### [TEXTE À LIRE]
____________

Faut bien vendre du papier....

----------


## jaragorn_99

Rien sur Dishonored 2?

----------


## Taro

> Rien sur Dishonored 2?


Il semble avoir lu (pas dans CPC, hein) que Bethesda avait été plutôt radin en infos.  ::sad::

----------


## ZoidbergForPrez

> Il y avait eu un rogue-like aussi il y a 2-3 ans.
>  Et le sujet de l'an dernier m'a permis de me mettre à Unity en douceur (même si j'aurais bien aimé un thème différent du lancer de saucisse en soucoupe volante ).


Oui, l'idée du rogue like était intéressante mais je n'ai personellement pas accroché. :P

Unity j'ai chipoté un peu, et si on connait l'anglais la partie "learn" de leur site est déjà très intéressante.

----------


## ZoidbergForPrez

Bon... et toujours rien sur epresse...

Qu'en est-il finalement de la version démat'? C'est pour les sous-clients?
J'apprécierais juste de savoir, perso. Histoire de savoir à quoi m'attendre... :/

----------


## znokiss

Monsieur Couly, je ne sais pas si vous me lirez, mais votre BD de cette quinzaine, spécialement l'avant-dernière case (je pensais que c'était la dernière), où ça parle de poils, m'a fait chialer de rire. 
Bravo pour ce grand cru.

----------


## Zerger

Moi, ca sera un petit bravo a Pipo pour son test de Devil's Third qui m'a fait exploser de rire tout seul sur mon trone.

Et j'ai bien dit de rire  :;):

----------


## NoTra

::wub::  Excellents articles, jusqu'à présent, je me suis marré à quasiment toutes les pages. Vraiment un grand bravo à toute l'équipe pour ce super boulot, c'est la première fois que je m'abonne à un magazine et je dois avouer que je ne le regrette pas du tout.

Je vous laisse faut que je le finisse !  :;):

----------


## vectra

Un article rigolo sur la vraie vie des testeurs de jeux vidéo:

http://www.vice.com/fr/read/testeurs...o-burn-out-921

----------


## ian0delond

> Un article rigolo sur la vraie vie des testeurs de jeux vidéo:
> 
> http://www.vice.com/fr/read/testeurs...o-burn-out-921


C'est quoi ce site  :tired: 
Dans deux des articles de la colonne " le plus lu" le titre contient le mot "aisselle".

----------


## Zerger

> Un article rigolo sur la vraie vie des testeurs de jeux vidéo:
> 
> http://www.vice.com/fr/read/testeurs...o-burn-out-921


Ton article mélange le test "Validation" qui consiste à vérifier la conformité d'un produit avant qu'il arrive dans les mains d'un client (ce que je fais, du moins faisais... Merci Nv***)
et le test "Jugement" (y'a surement mieux comme terme) qui consiste à émettre un avis en tant que client, extérieur à la société qui fournit le produit.
Je pense pas que CPC s'amuse à trouver et reporter les bugs qu'ils trouvent dans les jeux qu'ils testent, ils font exclusivement partie de la seconde catégorie  :;): 

Edit: ouais bon j'ai lu de travers, ca parle juste de validation.

----------


## ZoidbergForPrez

Bon... ben... un lecteur de moins alors... :/

----------


## soocrian

> Bon... et toujours rien sur epresse...

____________

### [DONNÉES FOURNIES]
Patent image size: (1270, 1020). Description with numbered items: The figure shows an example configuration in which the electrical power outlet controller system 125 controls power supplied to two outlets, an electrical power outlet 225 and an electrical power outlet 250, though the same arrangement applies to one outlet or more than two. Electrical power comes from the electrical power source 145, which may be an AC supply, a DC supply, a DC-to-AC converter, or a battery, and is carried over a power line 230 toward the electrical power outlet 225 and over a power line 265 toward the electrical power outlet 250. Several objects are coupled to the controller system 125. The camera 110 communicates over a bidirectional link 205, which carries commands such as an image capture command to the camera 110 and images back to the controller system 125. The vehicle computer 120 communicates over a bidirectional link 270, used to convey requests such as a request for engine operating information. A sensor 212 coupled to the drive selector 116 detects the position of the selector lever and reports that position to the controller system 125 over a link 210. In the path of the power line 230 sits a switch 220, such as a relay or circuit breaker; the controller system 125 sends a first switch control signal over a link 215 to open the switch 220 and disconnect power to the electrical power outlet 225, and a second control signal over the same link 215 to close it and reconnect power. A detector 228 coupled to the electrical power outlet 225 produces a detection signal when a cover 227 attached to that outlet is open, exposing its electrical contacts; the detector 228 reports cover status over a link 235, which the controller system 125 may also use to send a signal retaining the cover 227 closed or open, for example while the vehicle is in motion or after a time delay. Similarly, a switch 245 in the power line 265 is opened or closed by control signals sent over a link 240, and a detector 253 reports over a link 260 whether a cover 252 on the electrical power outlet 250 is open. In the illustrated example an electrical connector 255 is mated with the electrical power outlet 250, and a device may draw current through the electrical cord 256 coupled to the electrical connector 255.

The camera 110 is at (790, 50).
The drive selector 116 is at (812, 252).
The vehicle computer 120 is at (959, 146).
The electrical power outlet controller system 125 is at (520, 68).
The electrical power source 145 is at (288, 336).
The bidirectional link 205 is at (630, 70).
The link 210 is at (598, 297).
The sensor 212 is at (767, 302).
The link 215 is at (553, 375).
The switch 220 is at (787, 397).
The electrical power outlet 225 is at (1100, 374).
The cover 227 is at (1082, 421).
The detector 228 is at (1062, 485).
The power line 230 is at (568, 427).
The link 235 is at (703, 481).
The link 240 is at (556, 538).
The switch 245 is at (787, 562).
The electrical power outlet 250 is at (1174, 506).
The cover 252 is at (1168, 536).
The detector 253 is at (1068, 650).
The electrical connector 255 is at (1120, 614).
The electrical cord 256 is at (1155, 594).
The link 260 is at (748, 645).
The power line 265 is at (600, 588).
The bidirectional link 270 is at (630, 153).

____________

### [ÉNONCÉ]
Reprenez, s'il vous plaît, le fil de forum sur le magazine juste après son dernier message affiché. Les enregistrements ne servent à rien ici.

### [CORRIGÉ]
> 
> Qu'en est-il finalement de la version démat'? C'est pour les sous-clients?
> J'apprécierais juste de savoir, perso. Histoire de savoir à quoi m'attendre... :/


Il ont dit qu'il y aurait touours une semaine de décalage pour réduire l'impact du piratage.

----------


## ZoidbergForPrez

> Il ont dit qu'il y aurait touours une semaine de décalage pour réduire l'impact du piratage.


C'est une blague?

Bon ben... piratage alors pour moi...

----------


## soocrian

Pour info ça y est il est dispo sur ePresse  :;):

----------


## natijah

> C'est une blague?
> 
> Bon ben... piratage alors pour moi...


Tu ne fonctionnerais pas en binaire toi à tout hasard?

----------


## Rouxbarbe

Au Troll tu ne répondras point!  :;): 

Sinon pas encore pris le temps de tout lire, mais Rocket League a récolté un 9, ackboo ne finira pas brûlé vif.

----------


## ZoidbergForPrez

> Tu ne fonctionnerais pas en binaire toi à tout hasard?


"Si moi être pris pour un hareng alors moi prendre toi pour un hareng" ?

----------


## CptProut

> C'est quoi ce site 
> Dans deux des articles de la colonne " le plus lu" le titre contient le mot "aisselle".


Je t'invite à regarder leur reportage sur la prostitution au japon avec des yakuza du sang de tortue et un final qui restera dans les anale  ::ninja:: 

Sinon enfin des vrai argument pour arrêtez de me hype sur battlefront.  :Emo:

----------


## ririgolard

Y a vraiment rien sur Space Hulk Deathwing ? Parce que les gars du topic qui lui est dédié et moi ont commence à desespérer là. ::'(:

----------


## Guy Moquette

Non, il n'y avait rien sur Deathwing à Cologne, sinon on ne se serait pas privé d'en parler... 
Il faut dire que les adaptations de Warhammer 40K sont tellement rares ces temps-ci...  ::ninja:: 

Blague à part, dès qu'on a l'opportunité de poser nos grosses mains grasses dessus, on en parlera dans le mag. Enfin, Kahn en parlera dans le mag. C'est son pré carré.

----------


## johnclaude

Tous mes compliments pour le papier sur rainbow six siege. C'est exceptionnel.

----------


## Bernard Génial

Ce 6 horizontal de la grille de mots croisés...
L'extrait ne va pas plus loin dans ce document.